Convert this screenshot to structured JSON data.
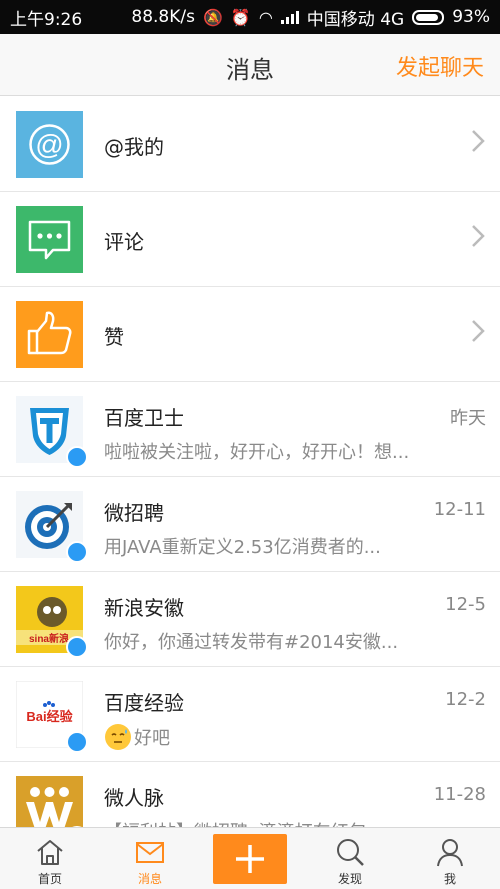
{
  "status_bar": {
    "time": "上午9:26",
    "speed": "88.8K/s",
    "carrier": "中国移动 4G",
    "battery": "93%"
  },
  "header": {
    "title": "消息",
    "action": "发起聊天"
  },
  "rows": [
    {
      "name": "@我的"
    },
    {
      "name": "评论"
    },
    {
      "name": "赞"
    },
    {
      "name": "百度卫士",
      "time": "昨天",
      "preview": "啦啦被关注啦，好开心，好开心！想..."
    },
    {
      "name": "微招聘",
      "time": "12-11",
      "preview": "用JAVA重新定义2.53亿消费者的..."
    },
    {
      "name": "新浪安徽",
      "time": "12-5",
      "preview": "你好，你通过转发带有#2014安徽..."
    },
    {
      "name": "百度经验",
      "time": "12-2",
      "preview": "好吧"
    },
    {
      "name": "微人脉",
      "time": "11-28",
      "preview": "【福利帖】微招聘x滴滴打车红包..."
    }
  ],
  "avatar_text": {
    "mention": "@",
    "sina": "sina新浪",
    "baidu": "Bai经验"
  },
  "tabs": [
    {
      "label": "首页"
    },
    {
      "label": "消息"
    },
    {
      "label": ""
    },
    {
      "label": "发现"
    },
    {
      "label": "我"
    }
  ],
  "colors": {
    "accent": "#ff8a1c",
    "mention_tile": "#5ab4e0",
    "comment_tile": "#3db86b",
    "like_tile": "#ff9c1c",
    "verified": "#2b9bf4"
  }
}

|---|

Repeat the data in full and exactly. Omit pictures.

Convert this screenshot to structured JSON data.
{
  "status_bar": {
    "time": "上午9:26",
    "speed": "88.8K/s",
    "carrier": "中国移动 4G",
    "battery": "93%"
  },
  "header": {
    "title": "消息",
    "action": "发起聊天"
  },
  "rows": [
    {
      "name": "@我的"
    },
    {
      "name": "评论"
    },
    {
      "name": "赞"
    },
    {
      "name": "百度卫士",
      "time": "昨天",
      "preview": "啦啦被关注啦，好开心，好开心！想..."
    },
    {
      "name": "微招聘",
      "time": "12-11",
      "preview": "用JAVA重新定义2.53亿消费者的..."
    },
    {
      "name": "新浪安徽",
      "time": "12-5",
      "preview": "你好，你通过转发带有#2014安徽..."
    },
    {
      "name": "百度经验",
      "time": "12-2",
      "preview": "好吧"
    },
    {
      "name": "微人脉",
      "time": "11-28",
      "preview": "【福利帖】微招聘x滴滴打车红包..."
    }
  ],
  "avatar_text": {
    "mention": "@",
    "sina": "sina新浪",
    "baidu": "Bai经验"
  },
  "tabs": [
    {
      "label": "首页"
    },
    {
      "label": "消息"
    },
    {
      "label": ""
    },
    {
      "label": "发现"
    },
    {
      "label": "我"
    }
  ],
  "colors": {
    "accent": "#ff8a1c",
    "mention_tile": "#5ab4e0",
    "comment_tile": "#3db86b",
    "like_tile": "#ff9c1c",
    "verified": "#2b9bf4"
  }
}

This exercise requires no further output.